** START Entries provided **

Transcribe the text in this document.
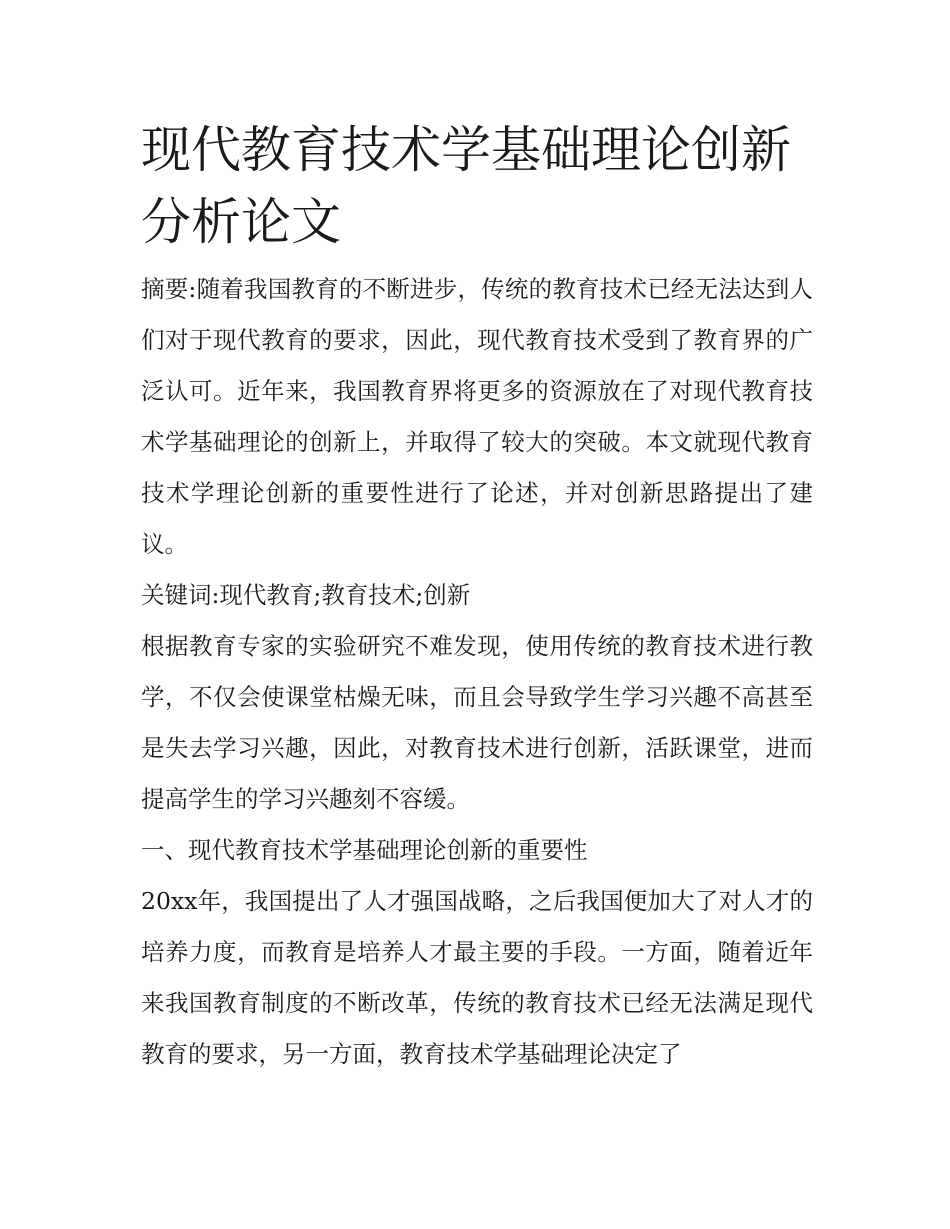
现代教育技术学基础理论创新分析论文

摘要:随着我国教育的不断进步，传统的教育技术已经无法达到人们对于现代教育的要求，因此，现代教育技术受到了教育界的广泛认可。近年来，我国教育界将更多的资源放在了对现代教育技术学基础理论的创新上，并取得了较大的突破。本文就现代教育技术学理论创新的重要性进行了论述，并对创新思路提出了建议。

关键词:现代教育;教育技术;创新

根据教育专家的实验研究不难发现，使用传统的教育技术进行教学，不仅会使课堂枯燥无味，而且会导致学生学习兴趣不高甚至是失去学习兴趣，因此，对教育技术进行创新，活跃课堂，进而提高学生的学习兴趣刻不容缓。

一、现代教育技术学基础理论创新的重要性

20xx年，我国提出了人才强国战略，之后我国便加大了对人才的培养力度，而教育是培养人才最主要的手段。一方面，随着近年来我国教育制度的不断改革，传统的教育技术已经无法满足现代教育的要求，另一方面，教育技术学基础理论决定了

** END Entries provided **

Extract the entries in full, exactly as they are, minus the pictures.

Written response »
Transcribe the text in this document.
现代教育技术学基础理论创新分析论文

摘要:随着我国教育的不断进步，传统的教育技术已经无法达到人们对于现代教育的要求，因此，现代教育技术受到了教育界的广泛认可。近年来，我国教育界将更多的资源放在了对现代教育技术学基础理论的创新上，并取得了较大的突破。本文就现代教育技术学理论创新的重要性进行了论述，并对创新思路提出了建议。

关键词:现代教育;教育技术;创新

根据教育专家的实验研究不难发现，使用传统的教育技术进行教学，不仅会使课堂枯燥无味，而且会导致学生学习兴趣不高甚至是失去学习兴趣，因此，对教育技术进行创新，活跃课堂，进而提高学生的学习兴趣刻不容缓。

一、现代教育技术学基础理论创新的重要性

20xx年，我国提出了人才强国战略，之后我国便加大了对人才的培养力度，而教育是培养人才最主要的手段。一方面，随着近年来我国教育制度的不断改革，传统的教育技术已经无法满足现代教育的要求，另一方面，教育技术学基础理论决定了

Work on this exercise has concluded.